Task input:
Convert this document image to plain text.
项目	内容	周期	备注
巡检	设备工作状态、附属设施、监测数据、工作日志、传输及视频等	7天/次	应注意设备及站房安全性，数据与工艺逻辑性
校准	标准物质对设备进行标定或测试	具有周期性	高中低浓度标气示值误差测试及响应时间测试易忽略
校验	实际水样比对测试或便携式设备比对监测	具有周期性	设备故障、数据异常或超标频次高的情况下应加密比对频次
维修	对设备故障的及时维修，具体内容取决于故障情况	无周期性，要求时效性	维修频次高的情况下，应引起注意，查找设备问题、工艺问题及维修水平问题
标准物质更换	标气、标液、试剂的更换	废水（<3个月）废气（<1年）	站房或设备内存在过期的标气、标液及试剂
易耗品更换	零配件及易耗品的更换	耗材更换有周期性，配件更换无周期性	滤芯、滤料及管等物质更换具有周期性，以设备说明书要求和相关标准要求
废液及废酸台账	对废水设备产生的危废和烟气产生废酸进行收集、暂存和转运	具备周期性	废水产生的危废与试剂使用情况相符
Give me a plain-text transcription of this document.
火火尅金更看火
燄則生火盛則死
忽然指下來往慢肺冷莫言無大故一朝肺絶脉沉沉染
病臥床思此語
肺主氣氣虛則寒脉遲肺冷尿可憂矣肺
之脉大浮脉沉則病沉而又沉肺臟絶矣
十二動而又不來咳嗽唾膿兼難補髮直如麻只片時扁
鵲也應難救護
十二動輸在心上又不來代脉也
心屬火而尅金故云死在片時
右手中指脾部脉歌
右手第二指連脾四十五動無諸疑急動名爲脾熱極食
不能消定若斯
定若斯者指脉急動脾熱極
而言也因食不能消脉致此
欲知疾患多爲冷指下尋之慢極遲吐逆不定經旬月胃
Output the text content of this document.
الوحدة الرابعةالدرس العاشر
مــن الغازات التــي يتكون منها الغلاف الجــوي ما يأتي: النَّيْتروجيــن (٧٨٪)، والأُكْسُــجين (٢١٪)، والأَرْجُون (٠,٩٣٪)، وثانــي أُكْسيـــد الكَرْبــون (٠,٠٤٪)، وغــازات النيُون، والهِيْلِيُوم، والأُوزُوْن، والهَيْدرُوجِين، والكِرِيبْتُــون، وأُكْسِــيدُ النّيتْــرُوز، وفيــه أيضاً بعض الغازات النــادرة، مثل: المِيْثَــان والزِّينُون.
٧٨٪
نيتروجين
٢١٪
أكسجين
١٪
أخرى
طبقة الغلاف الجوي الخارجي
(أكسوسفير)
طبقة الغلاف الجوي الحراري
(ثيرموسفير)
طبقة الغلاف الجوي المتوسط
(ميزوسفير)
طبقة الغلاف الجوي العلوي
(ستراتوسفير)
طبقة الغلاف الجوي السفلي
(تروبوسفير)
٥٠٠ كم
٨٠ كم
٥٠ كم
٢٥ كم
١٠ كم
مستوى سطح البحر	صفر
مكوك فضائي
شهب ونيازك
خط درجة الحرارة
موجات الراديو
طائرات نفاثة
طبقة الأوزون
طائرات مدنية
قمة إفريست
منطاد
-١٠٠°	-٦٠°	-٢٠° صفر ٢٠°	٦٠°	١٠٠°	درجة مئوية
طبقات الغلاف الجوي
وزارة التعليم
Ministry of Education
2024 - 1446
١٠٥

Instructions for the task: Reproduce only the lines between the line containing "Output the text content of this document." and the last line of the records, those two lines included, exactly.

Reply:
Output the text content of this document.
الوحدة الرابعةالدرس العاشر
مــن الغازات التــي يتكون منها الغلاف الجــوي ما يأتي: النَّيْتروجيــن (٧٨٪)، والأُكْسُــجين (٢١٪)، والأَرْجُون (٠,٩٣٪)، وثانــي أُكْسيـــد الكَرْبــون (٠,٠٤٪)، وغــازات النيُون، والهِيْلِيُوم، والأُوزُوْن، والهَيْدرُوجِين، والكِرِيبْتُــون، وأُكْسِــيدُ النّيتْــرُوز، وفيــه أيضاً بعض الغازات النــادرة، مثل: المِيْثَــان والزِّينُون.
٧٨٪
نيتروجين
٢١٪
أكسجين
١٪
أخرى
طبقة الغلاف الجوي الخارجي
(أكسوسفير)
طبقة الغلاف الجوي الحراري
(ثيرموسفير)
طبقة الغلاف الجوي المتوسط
(ميزوسفير)
طبقة الغلاف الجوي العلوي
(ستراتوسفير)
طبقة الغلاف الجوي السفلي
(تروبوسفير)
٥٠٠ كم
٨٠ كم
٥٠ كم
٢٥ كم
١٠ كم
مستوى سطح البحر	صفر
مكوك فضائي
شهب ونيازك
خط درجة الحرارة
موجات الراديو
طائرات نفاثة
طبقة الأوزون
طائرات مدنية
قمة إفريست
منطاد
-١٠٠°	-٦٠°	-٢٠° صفر ٢٠°	٦٠°	١٠٠°	درجة مئوية
طبقات الغلاف الجوي
وزارة التعليم
Ministry of Education
2024 - 1446
١٠٥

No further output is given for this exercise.